* _SET PROBLEM_:
The records below should be written out again, exactly.

▼

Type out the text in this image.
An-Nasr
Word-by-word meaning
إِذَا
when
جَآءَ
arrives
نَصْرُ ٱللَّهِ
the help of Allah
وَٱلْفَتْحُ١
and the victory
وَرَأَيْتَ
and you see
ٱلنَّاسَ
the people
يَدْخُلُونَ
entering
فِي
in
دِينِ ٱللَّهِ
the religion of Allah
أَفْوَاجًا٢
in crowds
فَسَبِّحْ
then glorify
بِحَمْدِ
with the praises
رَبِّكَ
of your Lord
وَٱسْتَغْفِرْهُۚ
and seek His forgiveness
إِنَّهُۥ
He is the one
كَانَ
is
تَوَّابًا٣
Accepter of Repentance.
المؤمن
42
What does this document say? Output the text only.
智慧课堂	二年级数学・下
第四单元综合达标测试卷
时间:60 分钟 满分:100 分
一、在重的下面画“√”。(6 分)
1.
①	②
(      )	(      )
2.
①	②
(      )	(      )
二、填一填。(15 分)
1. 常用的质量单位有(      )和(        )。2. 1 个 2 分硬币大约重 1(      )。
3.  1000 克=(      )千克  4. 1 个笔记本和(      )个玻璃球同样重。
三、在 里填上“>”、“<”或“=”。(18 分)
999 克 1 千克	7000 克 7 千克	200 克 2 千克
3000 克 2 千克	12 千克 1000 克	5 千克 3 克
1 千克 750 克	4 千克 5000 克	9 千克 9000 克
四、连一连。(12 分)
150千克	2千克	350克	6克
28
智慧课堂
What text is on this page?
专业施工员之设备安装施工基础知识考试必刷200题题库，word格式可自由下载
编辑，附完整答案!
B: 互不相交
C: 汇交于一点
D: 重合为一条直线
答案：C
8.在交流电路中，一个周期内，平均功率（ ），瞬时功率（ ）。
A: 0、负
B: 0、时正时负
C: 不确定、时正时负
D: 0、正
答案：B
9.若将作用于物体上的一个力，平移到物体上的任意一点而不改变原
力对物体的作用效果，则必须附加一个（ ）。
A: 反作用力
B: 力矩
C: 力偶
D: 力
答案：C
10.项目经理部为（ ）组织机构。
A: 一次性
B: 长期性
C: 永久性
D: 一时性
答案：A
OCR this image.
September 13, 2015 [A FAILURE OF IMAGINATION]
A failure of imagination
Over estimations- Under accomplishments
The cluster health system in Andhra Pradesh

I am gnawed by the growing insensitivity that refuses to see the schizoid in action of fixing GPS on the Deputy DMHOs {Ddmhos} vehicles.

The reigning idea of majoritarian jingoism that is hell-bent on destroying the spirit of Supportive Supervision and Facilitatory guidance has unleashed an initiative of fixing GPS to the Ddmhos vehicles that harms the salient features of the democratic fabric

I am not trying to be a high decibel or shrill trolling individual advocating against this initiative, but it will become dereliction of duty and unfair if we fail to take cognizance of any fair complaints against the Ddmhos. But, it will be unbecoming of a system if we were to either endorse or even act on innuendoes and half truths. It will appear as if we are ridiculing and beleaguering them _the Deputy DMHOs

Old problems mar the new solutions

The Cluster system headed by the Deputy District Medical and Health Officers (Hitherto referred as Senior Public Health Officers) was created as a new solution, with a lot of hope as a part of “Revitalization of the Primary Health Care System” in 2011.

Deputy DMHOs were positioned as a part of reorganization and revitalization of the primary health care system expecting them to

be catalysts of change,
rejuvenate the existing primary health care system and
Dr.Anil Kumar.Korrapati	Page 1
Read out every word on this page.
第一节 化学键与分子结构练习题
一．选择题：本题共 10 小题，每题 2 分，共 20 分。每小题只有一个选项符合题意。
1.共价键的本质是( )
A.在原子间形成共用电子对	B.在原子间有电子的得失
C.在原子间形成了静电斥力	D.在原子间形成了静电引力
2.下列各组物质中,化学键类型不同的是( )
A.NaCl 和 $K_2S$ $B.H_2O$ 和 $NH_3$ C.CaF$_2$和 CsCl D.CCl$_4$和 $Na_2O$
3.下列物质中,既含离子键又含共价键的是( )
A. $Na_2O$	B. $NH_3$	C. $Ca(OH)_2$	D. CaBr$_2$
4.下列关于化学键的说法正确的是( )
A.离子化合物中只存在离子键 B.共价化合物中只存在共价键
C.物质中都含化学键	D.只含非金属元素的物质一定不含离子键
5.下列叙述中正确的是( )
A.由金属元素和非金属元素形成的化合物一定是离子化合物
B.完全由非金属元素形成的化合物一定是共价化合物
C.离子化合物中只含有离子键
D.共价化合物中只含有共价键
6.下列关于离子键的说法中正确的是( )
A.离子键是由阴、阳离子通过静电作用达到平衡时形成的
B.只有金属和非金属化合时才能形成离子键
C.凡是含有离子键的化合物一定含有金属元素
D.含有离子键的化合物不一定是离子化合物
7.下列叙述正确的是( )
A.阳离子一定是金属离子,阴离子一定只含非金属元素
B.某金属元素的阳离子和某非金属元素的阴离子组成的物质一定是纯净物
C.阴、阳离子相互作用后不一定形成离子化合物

▲

* _WRITTEN ANSWER_:
Type out the text in this image.
An-Nasr
Word-by-word meaning
إِذَا
when
جَآءَ
arrives
نَصْرُ ٱللَّهِ
the help of Allah
وَٱلْفَتْحُ١
and the victory
وَرَأَيْتَ
and you see
ٱلنَّاسَ
the people
يَدْخُلُونَ
entering
فِي
in
دِينِ ٱللَّهِ
the religion of Allah
أَفْوَاجًا٢
in crowds
فَسَبِّحْ
then glorify
بِحَمْدِ
with the praises
رَبِّكَ
of your Lord
وَٱسْتَغْفِرْهُۚ
and seek His forgiveness
إِنَّهُۥ
He is the one
كَانَ
is
تَوَّابًا٣
Accepter of Repentance.
المؤمن
42
What does this document say? Output the text only.
智慧课堂	二年级数学・下
第四单元综合达标测试卷
时间:60 分钟 满分:100 分
一、在重的下面画“√”。(6 分)
1.
①	②
(      )	(      )
2.
①	②
(      )	(      )
二、填一填。(15 分)
1. 常用的质量单位有(      )和(        )。2. 1 个 2 分硬币大约重 1(      )。
3.  1000 克=(      )千克  4. 1 个笔记本和(      )个玻璃球同样重。
三、在 里填上“>”、“<”或“=”。(18 分)
999 克 1 千克	7000 克 7 千克	200 克 2 千克
3000 克 2 千克	12 千克 1000 克	5 千克 3 克
1 千克 750 克	4 千克 5000 克	9 千克 9000 克
四、连一连。(12 分)
150千克	2千克	350克	6克
28
智慧课堂
What text is on this page?
专业施工员之设备安装施工基础知识考试必刷200题题库，word格式可自由下载
编辑，附完整答案!
B: 互不相交
C: 汇交于一点
D: 重合为一条直线
答案：C
8.在交流电路中，一个周期内，平均功率（ ），瞬时功率（ ）。
A: 0、负
B: 0、时正时负
C: 不确定、时正时负
D: 0、正
答案：B
9.若将作用于物体上的一个力，平移到物体上的任意一点而不改变原
力对物体的作用效果，则必须附加一个（ ）。
A: 反作用力
B: 力矩
C: 力偶
D: 力
答案：C
10.项目经理部为（ ）组织机构。
A: 一次性
B: 长期性
C: 永久性
D: 一时性
答案：A
OCR this image.
September 13, 2015 [A FAILURE OF IMAGINATION]
A failure of imagination
Over estimations- Under accomplishments
The cluster health system in Andhra Pradesh

I am gnawed by the growing insensitivity that refuses to see the schizoid in action of fixing GPS on the Deputy DMHOs {Ddmhos} vehicles.

The reigning idea of majoritarian jingoism that is hell-bent on destroying the spirit of Supportive Supervision and Facilitatory guidance has unleashed an initiative of fixing GPS to the Ddmhos vehicles that harms the salient features of the democratic fabric

I am not trying to be a high decibel or shrill trolling individual advocating against this initiative, but it will become dereliction of duty and unfair if we fail to take cognizance of any fair complaints against the Ddmhos. But, it will be unbecoming of a system if we were to either endorse or even act on innuendoes and half truths. It will appear as if we are ridiculing and beleaguering them _the Deputy DMHOs

Old problems mar the new solutions

The Cluster system headed by the Deputy District Medical and Health Officers (Hitherto referred as Senior Public Health Officers) was created as a new solution, with a lot of hope as a part of “Revitalization of the Primary Health Care System” in 2011.

Deputy DMHOs were positioned as a part of reorganization and revitalization of the primary health care system expecting them to

be catalysts of change,
rejuvenate the existing primary health care system and
Dr.Anil Kumar.Korrapati	Page 1
Read out every word on this page.
第一节 化学键与分子结构练习题
一．选择题：本题共 10 小题，每题 2 分，共 20 分。每小题只有一个选项符合题意。
1.共价键的本质是( )
A.在原子间形成共用电子对	B.在原子间有电子的得失
C.在原子间形成了静电斥力	D.在原子间形成了静电引力
2.下列各组物质中,化学键类型不同的是( )
A.NaCl 和 $K_2S$ $B.H_2O$ 和 $NH_3$ C.CaF$_2$和 CsCl D.CCl$_4$和 $Na_2O$
3.下列物质中,既含离子键又含共价键的是( )
A. $Na_2O$	B. $NH_3$	C. $Ca(OH)_2$	D. CaBr$_2$
4.下列关于化学键的说法正确的是( )
A.离子化合物中只存在离子键 B.共价化合物中只存在共价键
C.物质中都含化学键	D.只含非金属元素的物质一定不含离子键
5.下列叙述中正确的是( )
A.由金属元素和非金属元素形成的化合物一定是离子化合物
B.完全由非金属元素形成的化合物一定是共价化合物
C.离子化合物中只含有离子键
D.共价化合物中只含有共价键
6.下列关于离子键的说法中正确的是( )
A.离子键是由阴、阳离子通过静电作用达到平衡时形成的
B.只有金属和非金属化合时才能形成离子键
C.凡是含有离子键的化合物一定含有金属元素
D.含有离子键的化合物不一定是离子化合物
7.下列叙述正确的是( )
A.阳离子一定是金属离子,阴离子一定只含非金属元素
B.某金属元素的阳离子和某非金属元素的阴离子组成的物质一定是纯净物
C.阴、阳离子相互作用后不一定形成离子化合物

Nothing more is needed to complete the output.